# There is hope!



## KNIFE IN THE HEART (Oct 20, 2011)

It's been 3 years since the "I don't love you" talk from my stbxh, 2.5 years of living separately. It's been incredibly difficult, especially because I work with him and have contact every day. But I'm finally in a great place! I have been doing counseling for 2 years, I've discovered new interests, I've renewed lost friendships. In short, I've put myself first and I feel great! 

My stbxh is living with his new girl (his first cousin, yep, gross!). It bothered me at first but I've come to terms with this. I don't like her and I don't say her name but I no longer hate her. I see that my stbxh is still in the same head space as when we were together and I am so grateful that I am no longer stuck with dealing with him. I've chosen to be happy. 

I still love him but I accept he doesn't feel this way about me. And, although a small part of me dreams about falling in love again, I truly know that it would not be healthy for me to be with him. 

There were a lot of tears, a tremendous amount of pain, a ton of anger but I'm out the other side! You can be too! The trick is to focus on yourself, be gentle and kind to yourself. Do what interests you. Don't do things because you think it will get him (or her) back. This won't work. Your actions have to be about you!

There truly is a place of happiness for you. It's not going to look like what you pictured when you were married. Be open to the new picture. It's going to be even better than you imagined because you've been through a war, you survived and you found out the incredible strength you have. Focus on the positive and keeping looking for the joy in every situation. This will take you to the happiest place of your life!


----------



## Ceegee (Sep 9, 2012)

Glad you're doing well. 

First cousin? SMH...

How does that go over in a courtroom?


----------



## KNIFE IN THE HEART (Oct 20, 2011)

It won't come up with regards to the divorce because that's not an issue where I am. 

But, I know she's here illegally. She's over-stayed her visa. If I was a meaner person I would call immigration and report her. But I figure having to live with him and put up with his sh#t is more punishment than being removed from the country!


----------



## ne9907 (Jul 17, 2013)

> I still love him but I accept he doesn't feel this way about me. And, although a small part of me dreams about falling in love again, I truly know that it would not be healthy for me to be with him.


Thank you!!
Your words give me great hope!


----------

▬▬▬

Tasks for this exercise.
**A)** Copy the forum thread from "There were a" through "you're doing well.", renaming "war" as "battle".
**B)** According to the forum thread, how long had the first poster been doing counseling?
The data after this point is separate material with no connection to the forum thread.

Data.
▬▬▬

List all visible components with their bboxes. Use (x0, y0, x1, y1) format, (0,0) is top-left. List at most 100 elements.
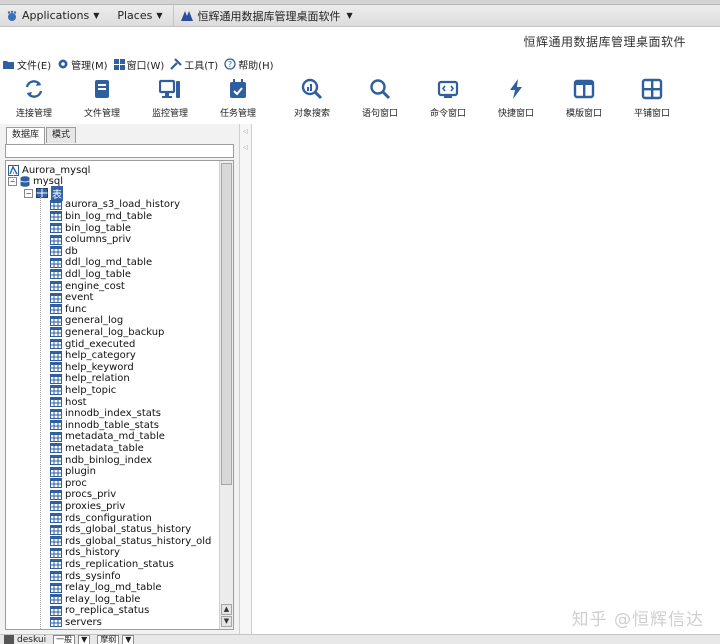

▬▬▬

Answers in order.
**A)**
There were a lot of tears, a tremendous amount of pain, a ton of anger but I'm out the other side! You can be too! The trick is to focus on yourself, be gentle and kind to yourself. Do what interests you. Don't do things because you think it will get him (or her) back. This won't work. Your actions have to be about you!

There truly is a place of happiness for you. It's not going to look like what you pictured when you were married. Be open to the new picture. It's going to be even better than you imagined because you've been through a battle, you survived and you found out the incredible strength you have. Focus on the positive and keeping looking for the joy in every situation. This will take you to the happiest place of your life!


----------



## Ceegee (Sep 9, 2012)

Glad you're doing well.

**B)** For 2 years.